Exercise aim: All of the records below need to be copied exactly.

Records from a collection of figures:
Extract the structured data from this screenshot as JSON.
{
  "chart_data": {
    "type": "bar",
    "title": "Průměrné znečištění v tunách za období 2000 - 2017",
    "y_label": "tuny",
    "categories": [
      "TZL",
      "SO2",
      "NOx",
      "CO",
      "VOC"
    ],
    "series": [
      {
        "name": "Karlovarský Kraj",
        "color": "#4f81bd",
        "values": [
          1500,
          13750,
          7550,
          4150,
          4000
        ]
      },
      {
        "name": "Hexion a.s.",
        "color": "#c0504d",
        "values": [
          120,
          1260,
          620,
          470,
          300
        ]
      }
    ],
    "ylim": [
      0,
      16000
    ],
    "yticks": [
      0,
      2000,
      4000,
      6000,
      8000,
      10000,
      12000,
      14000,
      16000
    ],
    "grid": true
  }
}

Reply to the exercise:
Extract the structured data from this screenshot as JSON.
{
  "chart_data": {
    "type": "bar",
    "title": "Průměrné znečištění v tunách za období 2000 - 2017",
    "y_label": "tuny",
    "categories": [
      "TZL",
      "SO2",
      "NOx",
      "CO",
      "VOC"
    ],
    "series": [
      {
        "name": "Karlovarský Kraj",
        "color": "#4f81bd",
        "values": [
          1500,
          13750,
          7550,
          4150,
          4000
        ]
      },
      {
        "name": "Hexion a.s.",
        "color": "#c0504d",
        "values": [
          120,
          1260,
          620,
          470,
          300
        ]
      }
    ],
    "ylim": [
      0,
      16000
    ],
    "yticks": [
      0,
      2000,
      4000,
      6000,
      8000,
      10000,
      12000,
      14000,
      16000
    ],
    "grid": true
  }
}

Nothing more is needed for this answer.